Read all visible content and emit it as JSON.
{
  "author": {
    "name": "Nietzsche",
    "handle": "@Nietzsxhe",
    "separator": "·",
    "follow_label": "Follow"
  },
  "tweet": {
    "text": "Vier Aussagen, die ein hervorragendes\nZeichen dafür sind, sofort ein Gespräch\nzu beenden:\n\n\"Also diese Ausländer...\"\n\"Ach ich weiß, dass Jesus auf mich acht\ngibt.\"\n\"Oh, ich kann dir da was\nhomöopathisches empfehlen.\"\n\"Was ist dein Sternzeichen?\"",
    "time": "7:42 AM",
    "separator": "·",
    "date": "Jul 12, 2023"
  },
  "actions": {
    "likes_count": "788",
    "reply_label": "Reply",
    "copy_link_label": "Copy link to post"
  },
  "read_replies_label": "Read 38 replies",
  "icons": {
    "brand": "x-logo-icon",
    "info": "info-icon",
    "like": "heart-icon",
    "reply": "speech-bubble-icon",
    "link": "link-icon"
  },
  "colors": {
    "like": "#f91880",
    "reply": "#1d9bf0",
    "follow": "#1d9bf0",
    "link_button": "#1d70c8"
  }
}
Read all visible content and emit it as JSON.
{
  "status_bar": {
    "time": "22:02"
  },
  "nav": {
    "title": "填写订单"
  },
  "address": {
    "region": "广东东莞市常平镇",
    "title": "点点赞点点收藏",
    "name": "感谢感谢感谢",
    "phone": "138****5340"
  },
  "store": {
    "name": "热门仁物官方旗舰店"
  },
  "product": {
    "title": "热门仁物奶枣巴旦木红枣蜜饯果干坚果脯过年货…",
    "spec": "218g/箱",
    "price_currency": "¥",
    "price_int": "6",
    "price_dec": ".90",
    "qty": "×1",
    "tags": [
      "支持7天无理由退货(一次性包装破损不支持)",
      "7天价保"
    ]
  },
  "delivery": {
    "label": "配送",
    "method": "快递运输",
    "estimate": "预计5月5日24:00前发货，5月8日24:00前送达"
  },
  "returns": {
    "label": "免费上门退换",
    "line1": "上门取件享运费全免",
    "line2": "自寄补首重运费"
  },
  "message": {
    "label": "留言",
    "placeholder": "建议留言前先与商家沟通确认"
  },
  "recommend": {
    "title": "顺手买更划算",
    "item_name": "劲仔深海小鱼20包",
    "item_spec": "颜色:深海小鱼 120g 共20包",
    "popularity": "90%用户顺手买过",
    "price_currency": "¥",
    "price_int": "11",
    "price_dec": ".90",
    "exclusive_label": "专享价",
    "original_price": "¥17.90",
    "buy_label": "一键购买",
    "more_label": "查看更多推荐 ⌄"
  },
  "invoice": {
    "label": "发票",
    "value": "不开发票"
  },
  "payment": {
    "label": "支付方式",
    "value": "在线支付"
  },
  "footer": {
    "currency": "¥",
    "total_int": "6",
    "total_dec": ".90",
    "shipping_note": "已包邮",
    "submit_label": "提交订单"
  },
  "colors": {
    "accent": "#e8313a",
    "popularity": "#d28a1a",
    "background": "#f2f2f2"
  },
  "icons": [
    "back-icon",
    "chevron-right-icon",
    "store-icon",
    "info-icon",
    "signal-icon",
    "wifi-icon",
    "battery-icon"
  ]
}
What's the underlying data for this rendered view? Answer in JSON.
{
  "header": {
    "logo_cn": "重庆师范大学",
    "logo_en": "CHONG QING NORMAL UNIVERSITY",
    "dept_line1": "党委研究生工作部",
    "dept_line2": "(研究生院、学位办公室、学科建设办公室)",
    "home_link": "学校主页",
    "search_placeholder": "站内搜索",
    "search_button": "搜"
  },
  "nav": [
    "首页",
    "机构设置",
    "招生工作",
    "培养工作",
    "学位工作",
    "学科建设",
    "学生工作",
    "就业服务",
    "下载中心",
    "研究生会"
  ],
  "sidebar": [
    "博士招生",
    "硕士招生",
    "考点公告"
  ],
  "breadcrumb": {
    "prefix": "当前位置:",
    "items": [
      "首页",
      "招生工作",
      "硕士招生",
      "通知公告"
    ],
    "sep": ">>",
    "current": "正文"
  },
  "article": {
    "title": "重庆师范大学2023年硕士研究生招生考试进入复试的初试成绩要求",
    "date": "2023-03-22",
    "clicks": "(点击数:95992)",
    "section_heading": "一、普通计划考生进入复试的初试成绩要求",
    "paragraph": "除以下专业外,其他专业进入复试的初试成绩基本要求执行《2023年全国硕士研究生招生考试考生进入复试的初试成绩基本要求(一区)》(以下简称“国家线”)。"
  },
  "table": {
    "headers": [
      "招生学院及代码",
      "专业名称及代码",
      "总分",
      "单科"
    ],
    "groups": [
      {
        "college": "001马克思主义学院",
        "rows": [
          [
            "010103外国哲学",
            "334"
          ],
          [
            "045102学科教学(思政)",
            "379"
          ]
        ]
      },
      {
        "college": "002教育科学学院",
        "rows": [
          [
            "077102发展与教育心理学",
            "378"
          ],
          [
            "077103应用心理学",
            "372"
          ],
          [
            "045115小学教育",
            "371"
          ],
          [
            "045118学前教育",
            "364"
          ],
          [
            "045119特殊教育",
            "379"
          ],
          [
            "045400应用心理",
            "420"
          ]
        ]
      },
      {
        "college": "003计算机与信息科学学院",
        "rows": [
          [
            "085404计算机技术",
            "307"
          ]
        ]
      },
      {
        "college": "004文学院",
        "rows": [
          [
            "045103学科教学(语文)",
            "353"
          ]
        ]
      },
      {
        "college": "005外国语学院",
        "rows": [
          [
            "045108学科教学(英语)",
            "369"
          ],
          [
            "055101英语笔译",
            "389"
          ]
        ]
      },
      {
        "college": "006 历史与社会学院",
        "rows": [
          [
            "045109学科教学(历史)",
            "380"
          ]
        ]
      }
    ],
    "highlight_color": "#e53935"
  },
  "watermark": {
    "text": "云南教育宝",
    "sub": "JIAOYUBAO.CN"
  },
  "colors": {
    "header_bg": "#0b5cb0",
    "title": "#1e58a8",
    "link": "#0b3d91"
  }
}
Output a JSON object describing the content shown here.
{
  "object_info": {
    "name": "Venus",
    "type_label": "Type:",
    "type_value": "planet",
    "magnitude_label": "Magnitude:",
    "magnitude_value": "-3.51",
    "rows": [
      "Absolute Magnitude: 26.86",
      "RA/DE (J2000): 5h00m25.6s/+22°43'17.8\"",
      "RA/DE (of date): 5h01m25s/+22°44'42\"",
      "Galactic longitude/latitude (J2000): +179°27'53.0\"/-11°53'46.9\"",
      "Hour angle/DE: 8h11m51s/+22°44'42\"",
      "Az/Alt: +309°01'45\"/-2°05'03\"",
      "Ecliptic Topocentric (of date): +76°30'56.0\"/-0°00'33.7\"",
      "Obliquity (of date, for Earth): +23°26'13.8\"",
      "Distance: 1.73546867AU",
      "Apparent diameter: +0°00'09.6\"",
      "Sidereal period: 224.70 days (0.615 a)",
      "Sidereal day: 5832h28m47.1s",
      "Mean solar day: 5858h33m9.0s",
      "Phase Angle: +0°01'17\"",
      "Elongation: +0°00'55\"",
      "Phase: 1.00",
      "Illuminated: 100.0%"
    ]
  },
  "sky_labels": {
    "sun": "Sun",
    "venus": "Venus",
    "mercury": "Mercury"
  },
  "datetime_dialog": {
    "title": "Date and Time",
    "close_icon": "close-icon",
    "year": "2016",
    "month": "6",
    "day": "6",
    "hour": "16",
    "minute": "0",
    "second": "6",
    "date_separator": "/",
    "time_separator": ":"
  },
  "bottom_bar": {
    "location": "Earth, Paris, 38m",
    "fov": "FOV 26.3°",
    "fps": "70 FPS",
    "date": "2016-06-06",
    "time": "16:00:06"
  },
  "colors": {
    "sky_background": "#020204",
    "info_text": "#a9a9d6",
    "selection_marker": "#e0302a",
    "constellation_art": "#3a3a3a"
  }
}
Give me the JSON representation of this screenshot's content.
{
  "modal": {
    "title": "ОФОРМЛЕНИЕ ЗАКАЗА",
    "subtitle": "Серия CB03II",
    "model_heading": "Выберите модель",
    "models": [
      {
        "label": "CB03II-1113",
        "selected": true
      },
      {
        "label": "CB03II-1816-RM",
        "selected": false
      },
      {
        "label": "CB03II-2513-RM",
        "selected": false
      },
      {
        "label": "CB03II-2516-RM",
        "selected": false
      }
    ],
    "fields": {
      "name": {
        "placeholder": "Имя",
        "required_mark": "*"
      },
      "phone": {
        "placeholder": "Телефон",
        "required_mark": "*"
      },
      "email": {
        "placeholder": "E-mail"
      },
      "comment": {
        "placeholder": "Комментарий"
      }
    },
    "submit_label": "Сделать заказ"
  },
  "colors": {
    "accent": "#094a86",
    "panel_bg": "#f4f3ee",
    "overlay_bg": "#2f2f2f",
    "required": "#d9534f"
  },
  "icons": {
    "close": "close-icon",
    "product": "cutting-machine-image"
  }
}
__________
TASK INSTRUCTIONS → Print nothing but the lines from the line with "Give me the" to the last line of the records above. Both of those lines count.

OUTPUT OF THE TASK →
Give me the JSON representation of this screenshot's content.
{
  "modal": {
    "title": "ОФОРМЛЕНИЕ ЗАКАЗА",
    "subtitle": "Серия CB03II",
    "model_heading": "Выберите модель",
    "models": [
      {
        "label": "CB03II-1113",
        "selected": true
      },
      {
        "label": "CB03II-1816-RM",
        "selected": false
      },
      {
        "label": "CB03II-2513-RM",
        "selected": false
      },
      {
        "label": "CB03II-2516-RM",
        "selected": false
      }
    ],
    "fields": {
      "name": {
        "placeholder": "Имя",
        "required_mark": "*"
      },
      "phone": {
        "placeholder": "Телефон",
        "required_mark": "*"
      },
      "email": {
        "placeholder": "E-mail"
      },
      "comment": {
        "placeholder": "Комментарий"
      }
    },
    "submit_label": "Сделать заказ"
  },
  "colors": {
    "accent": "#094a86",
    "panel_bg": "#f4f3ee",
    "overlay_bg": "#2f2f2f",
    "required": "#d9534f"
  },
  "icons": {
    "close": "close-icon",
    "product": "cutting-machine-image"
  }
}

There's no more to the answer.